§ **Passage given**
○ ○ ○ ○ ○
Summary: Ofcom has upheld this complaint of unfair treatment made by Dr Parvinder
Singh Garcha and others.

On 23 September 2008, an edition of Sunrise Radio Network News broadcast at 13:00
included an item that referred to forthcoming elections to the ruling committee of the Sri
Guru Singh Sabha Gurdwara Sikh Temple in Southall. Mr Gurminder Singh Thind, the
leader of an opposition group contesting the elections, raised questions about
professional fees of £4 million that had been paid in connection with the building of the
Gurdwara.

Dr Garcha, the General Secretary of the Committee of the Gurdwara at the time of the
broadcast, and other members of the Committee of the Gurdwara at the time
complained that they had been treated unfairly in the broadcast.

Ofcom found that the item made serious allegations about the complainants and that, as
a result, it was incumbent upon Sunrise Radio, in the interests of fairness, either to
provide the complainants with an appropriate and timely opportunity to respond or to
include information about the complainants’ previous rebuttals to the allegations. Sunrise
Radio’s failure to do either, resulted in unfairness to Dr Garcha and the members of the
Committee.

Introduction

On 23 September 2008, Sunrise Radio, a local radio station in Southall which serves
West London’s Asian community, broadcast an edition of Sunrise Radio Network News.
○ ○ ○ ○ ○
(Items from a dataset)
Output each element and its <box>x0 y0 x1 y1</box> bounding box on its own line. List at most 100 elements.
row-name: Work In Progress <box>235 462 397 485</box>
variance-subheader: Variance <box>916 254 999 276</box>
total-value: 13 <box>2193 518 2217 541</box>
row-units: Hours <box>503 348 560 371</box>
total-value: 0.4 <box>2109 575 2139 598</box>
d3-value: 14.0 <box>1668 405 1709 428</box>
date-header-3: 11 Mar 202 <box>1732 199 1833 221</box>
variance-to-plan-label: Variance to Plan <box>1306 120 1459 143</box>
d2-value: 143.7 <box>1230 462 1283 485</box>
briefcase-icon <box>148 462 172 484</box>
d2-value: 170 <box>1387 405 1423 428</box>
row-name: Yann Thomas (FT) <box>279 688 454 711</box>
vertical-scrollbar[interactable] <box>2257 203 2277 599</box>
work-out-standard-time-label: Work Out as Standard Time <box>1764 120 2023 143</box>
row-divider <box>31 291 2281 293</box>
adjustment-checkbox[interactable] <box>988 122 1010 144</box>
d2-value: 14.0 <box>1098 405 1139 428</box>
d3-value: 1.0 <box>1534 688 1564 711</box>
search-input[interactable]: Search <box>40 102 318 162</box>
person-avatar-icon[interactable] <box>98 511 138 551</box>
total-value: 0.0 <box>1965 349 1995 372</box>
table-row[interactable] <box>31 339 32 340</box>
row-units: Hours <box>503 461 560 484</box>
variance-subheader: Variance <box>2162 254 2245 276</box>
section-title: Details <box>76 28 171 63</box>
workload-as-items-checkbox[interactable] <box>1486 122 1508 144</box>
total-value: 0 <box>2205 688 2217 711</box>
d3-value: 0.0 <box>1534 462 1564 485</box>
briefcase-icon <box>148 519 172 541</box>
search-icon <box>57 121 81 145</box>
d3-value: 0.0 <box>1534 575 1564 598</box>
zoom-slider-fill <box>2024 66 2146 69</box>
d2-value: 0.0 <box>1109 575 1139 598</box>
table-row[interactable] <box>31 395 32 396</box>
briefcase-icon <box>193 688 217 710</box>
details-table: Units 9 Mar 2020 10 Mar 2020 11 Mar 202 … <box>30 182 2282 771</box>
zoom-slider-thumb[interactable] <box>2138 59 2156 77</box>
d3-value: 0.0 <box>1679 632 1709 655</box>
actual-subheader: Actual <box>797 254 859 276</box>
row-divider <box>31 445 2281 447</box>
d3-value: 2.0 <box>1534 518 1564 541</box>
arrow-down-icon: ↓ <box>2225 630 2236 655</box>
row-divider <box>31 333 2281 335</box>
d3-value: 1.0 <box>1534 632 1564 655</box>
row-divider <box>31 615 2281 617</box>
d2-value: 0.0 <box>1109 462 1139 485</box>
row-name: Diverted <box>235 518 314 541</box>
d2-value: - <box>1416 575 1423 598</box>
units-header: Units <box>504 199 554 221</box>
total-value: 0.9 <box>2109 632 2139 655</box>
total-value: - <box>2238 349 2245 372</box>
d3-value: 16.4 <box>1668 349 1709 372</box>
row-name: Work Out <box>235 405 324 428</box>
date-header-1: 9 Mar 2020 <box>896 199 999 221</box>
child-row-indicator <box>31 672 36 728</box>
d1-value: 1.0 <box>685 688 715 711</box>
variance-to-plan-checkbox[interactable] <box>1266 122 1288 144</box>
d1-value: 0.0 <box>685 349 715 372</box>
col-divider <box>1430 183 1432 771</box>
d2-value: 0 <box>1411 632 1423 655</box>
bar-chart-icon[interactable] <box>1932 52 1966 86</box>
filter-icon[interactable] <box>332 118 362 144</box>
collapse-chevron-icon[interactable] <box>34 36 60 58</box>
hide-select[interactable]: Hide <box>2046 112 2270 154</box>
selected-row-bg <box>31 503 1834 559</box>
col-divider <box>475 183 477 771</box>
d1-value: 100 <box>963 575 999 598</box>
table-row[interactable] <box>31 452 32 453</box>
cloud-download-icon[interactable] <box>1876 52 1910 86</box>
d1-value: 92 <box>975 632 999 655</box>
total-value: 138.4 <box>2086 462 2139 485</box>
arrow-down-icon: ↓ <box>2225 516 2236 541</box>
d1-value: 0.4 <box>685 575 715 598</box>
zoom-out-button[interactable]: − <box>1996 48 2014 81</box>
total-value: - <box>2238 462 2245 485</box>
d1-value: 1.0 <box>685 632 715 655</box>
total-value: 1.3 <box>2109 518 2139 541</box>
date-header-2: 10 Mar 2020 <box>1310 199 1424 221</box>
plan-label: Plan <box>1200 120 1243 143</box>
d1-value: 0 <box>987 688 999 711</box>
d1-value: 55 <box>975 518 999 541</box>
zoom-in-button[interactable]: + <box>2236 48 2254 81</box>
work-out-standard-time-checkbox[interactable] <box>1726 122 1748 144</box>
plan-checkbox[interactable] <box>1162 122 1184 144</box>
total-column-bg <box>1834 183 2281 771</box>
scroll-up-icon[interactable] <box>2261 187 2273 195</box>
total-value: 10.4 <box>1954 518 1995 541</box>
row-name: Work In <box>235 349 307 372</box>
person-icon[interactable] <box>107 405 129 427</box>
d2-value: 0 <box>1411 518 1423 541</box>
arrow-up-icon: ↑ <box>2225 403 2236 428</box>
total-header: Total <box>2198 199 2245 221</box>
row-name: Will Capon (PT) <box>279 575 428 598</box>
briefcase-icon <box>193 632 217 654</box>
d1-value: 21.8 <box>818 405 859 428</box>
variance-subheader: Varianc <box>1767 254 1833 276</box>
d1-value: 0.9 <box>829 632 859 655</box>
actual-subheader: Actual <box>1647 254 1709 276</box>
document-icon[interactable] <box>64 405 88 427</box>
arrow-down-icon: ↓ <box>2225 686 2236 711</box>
○ ○ ○ ○ ○
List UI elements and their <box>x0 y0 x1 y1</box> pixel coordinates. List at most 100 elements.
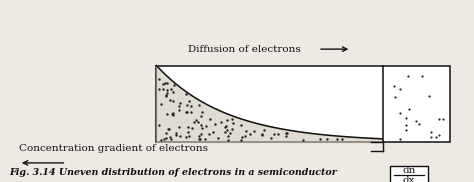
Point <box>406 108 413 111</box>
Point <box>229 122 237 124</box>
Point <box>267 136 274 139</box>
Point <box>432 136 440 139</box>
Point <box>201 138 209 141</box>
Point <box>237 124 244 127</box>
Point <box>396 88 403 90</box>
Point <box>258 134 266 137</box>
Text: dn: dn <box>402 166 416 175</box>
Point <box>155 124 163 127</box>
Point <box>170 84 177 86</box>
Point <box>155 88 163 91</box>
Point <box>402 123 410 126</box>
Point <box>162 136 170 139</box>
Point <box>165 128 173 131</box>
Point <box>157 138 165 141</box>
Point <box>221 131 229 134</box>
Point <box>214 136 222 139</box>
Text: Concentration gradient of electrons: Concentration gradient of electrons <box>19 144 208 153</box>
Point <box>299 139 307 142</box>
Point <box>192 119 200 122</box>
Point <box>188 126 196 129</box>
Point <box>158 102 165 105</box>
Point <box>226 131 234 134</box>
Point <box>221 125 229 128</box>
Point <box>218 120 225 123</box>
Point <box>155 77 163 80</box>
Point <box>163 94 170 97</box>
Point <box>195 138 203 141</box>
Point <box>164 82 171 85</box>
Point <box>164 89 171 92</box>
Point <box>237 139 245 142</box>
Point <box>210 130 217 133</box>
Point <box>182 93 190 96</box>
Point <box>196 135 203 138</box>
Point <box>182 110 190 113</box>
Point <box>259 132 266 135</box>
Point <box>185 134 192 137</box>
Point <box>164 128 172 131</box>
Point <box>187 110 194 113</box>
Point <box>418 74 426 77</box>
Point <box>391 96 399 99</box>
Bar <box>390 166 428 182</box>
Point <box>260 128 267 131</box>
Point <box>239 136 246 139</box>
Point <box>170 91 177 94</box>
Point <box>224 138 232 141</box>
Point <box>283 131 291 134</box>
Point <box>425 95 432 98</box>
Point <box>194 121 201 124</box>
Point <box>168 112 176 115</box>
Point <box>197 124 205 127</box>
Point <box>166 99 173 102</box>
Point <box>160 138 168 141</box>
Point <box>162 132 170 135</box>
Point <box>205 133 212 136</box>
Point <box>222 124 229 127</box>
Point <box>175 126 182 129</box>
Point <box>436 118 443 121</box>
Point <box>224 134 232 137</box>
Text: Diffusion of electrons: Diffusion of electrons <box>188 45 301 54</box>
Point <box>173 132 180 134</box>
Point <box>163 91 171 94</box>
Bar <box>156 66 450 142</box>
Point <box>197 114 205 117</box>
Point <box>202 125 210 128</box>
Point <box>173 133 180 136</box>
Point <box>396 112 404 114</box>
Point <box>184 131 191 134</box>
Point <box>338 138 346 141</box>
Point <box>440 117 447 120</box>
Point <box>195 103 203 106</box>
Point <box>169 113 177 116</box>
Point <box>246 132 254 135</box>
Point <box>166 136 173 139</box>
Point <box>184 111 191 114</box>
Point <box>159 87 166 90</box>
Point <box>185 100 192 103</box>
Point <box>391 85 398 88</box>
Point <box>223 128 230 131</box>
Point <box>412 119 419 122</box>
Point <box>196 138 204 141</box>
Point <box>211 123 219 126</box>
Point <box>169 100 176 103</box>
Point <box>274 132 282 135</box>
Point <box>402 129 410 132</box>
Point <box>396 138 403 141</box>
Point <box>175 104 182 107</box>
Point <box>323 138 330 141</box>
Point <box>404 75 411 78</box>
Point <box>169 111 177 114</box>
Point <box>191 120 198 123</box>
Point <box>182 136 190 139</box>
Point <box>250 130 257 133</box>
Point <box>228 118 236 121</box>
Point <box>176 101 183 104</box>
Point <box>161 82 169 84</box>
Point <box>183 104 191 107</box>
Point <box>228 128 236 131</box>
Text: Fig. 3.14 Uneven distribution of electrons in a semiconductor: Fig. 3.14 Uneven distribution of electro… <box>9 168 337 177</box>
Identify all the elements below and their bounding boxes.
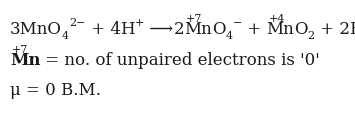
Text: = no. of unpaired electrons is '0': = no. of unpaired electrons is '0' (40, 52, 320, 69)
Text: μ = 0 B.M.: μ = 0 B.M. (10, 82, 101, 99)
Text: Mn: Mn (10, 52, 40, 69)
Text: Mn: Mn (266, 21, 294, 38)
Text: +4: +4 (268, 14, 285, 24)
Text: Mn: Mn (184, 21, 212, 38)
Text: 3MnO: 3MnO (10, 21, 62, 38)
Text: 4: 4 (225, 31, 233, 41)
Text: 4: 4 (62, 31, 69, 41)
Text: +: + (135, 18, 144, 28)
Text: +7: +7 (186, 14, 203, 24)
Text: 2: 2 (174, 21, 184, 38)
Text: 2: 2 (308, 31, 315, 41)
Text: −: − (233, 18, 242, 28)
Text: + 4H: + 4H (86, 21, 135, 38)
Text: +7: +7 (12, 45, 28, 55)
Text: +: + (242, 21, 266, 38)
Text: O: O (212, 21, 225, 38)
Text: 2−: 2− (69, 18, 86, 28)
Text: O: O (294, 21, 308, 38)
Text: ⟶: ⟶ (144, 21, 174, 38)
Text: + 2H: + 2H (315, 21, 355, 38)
○ ○ ○ ○ ○
§ **Given problem**
Continue the Ofcom ruling on the Sunrise Radio news item, picking up right after its final sentence.

§ **Response to this exercise**
In this edition, the presenter read out the following news story concerning the Sri Guru
Singh Sabha Gurdwara (“the Gurdwara”), a Sikh Temple in Southall:

    “Concerns have been raised over money paid to companies to carry out work for the
    Sri Guru Singh Sabha Gurdwara in Southall. A member of an opposition group wants
    an independent audit of the temple’s accounts to find out what has happened to
    members’ donations. Three groups are standing for election to the temple’s ruling
    committee on 5 October: the Bulls, the Falcons and the Lions. Gurminder Singh
    Thind from the Lion group explains his concerns.”

The programme then included Mr Gurminder Singh Thind, a representative from the Lion
group (one of the opposition groups standing for election to the Gurdwara’s Committee)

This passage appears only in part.